SUPPLIED PASSAGE.
# # #
Photo credit: RadioTimes

Tuesday, 26 May 2015

Open letter to UK MPs: Ensuring democratic scrutiny of UK surveillance law changes




Steve Peers

Due to my concern about inadequate democratic scrutiny of changes to UK law (often linked to EU law) affecting privacy rights, I am one of the signatories to today's letter to MPs on this issue, published in the Guardian and elsewhere. Thanks to Andrew Murray and Paul Bernal for taking this initiative.


An open letter to all members of the House of Commons,

 

Dear Parliamentarian,

 

Ensuring the Rule of Law and the democratic process is respected as UK surveillance law is revised

 

Actions Taken Under the Previous Government

 

During the past two years, the United Kingdom’s surveillance laws and policies have come under scrutiny as the increasingly expansive and intrusive powers of the state have been revealed and questioned in the media. Such introspection is healthy for any democracy. However, despite a need for transparency in all areas of lawmaking, and in particular in areas of controversy, the previous Government repeatedly resisted calls for an open and transparent assessment and critique of UK surveillance powers. Instead, in response to legal challenges, it extended the powers of the state in the guise of draft Codes of Practice and “clarifying amendments.” As we welcome a new Government we expect another round of revisions to UK surveillance laws, with the likelihood that the Queen’s Speech will signal a revival of the Communications Data Bill. At this time we call on the new Government, and the members of the House, to ensure that any changes in the law, and especially any expansions of power, are fully and transparently vetted by Parliament, and open to consultation from the public and all relevant stakeholders.
# # #
SUPPLIED DATA.
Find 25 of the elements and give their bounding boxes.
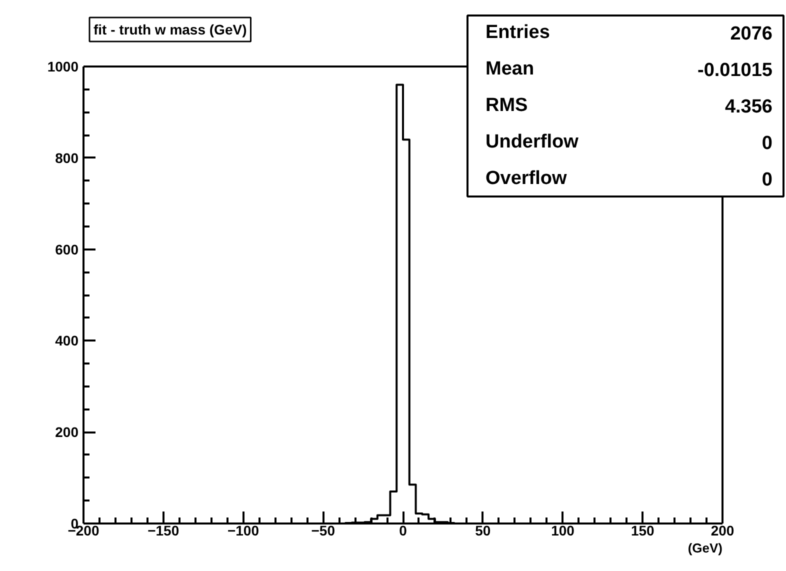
# # #
STATED GOAL 1.
In the open letter on UK surveillance law, condense the paragraph beginning "During the past two years" into a short bulleted list that keeps its main facts.
STATED GOAL 2.
According to the open letter on UK surveillance law, which bill is the Queen's Speech likely to signal a revival of?
The listing has no role in this work.

FINAL RESULT 1.
- Over the past two years, media reporting has revealed and questioned the UK state's growing and intrusive surveillance powers, and such scrutiny is healthy for a democracy.
- The previous Government repeatedly resisted calls for an open, transparent assessment of these powers.
- In response to legal challenges, it instead extended state powers through draft Codes of Practice and "clarifying amendments."
- With a new Government, further revisions are expected, and the Queen's Speech will likely signal a revival of the Communications Data Bill.
- The signatories call on the new Government and the House to ensure that any changes, especially expansions of power, are fully and transparently vetted by Parliament and open to consultation with the public and all relevant stakeholders.

FINAL RESULT 2.
The Communications Data Bill.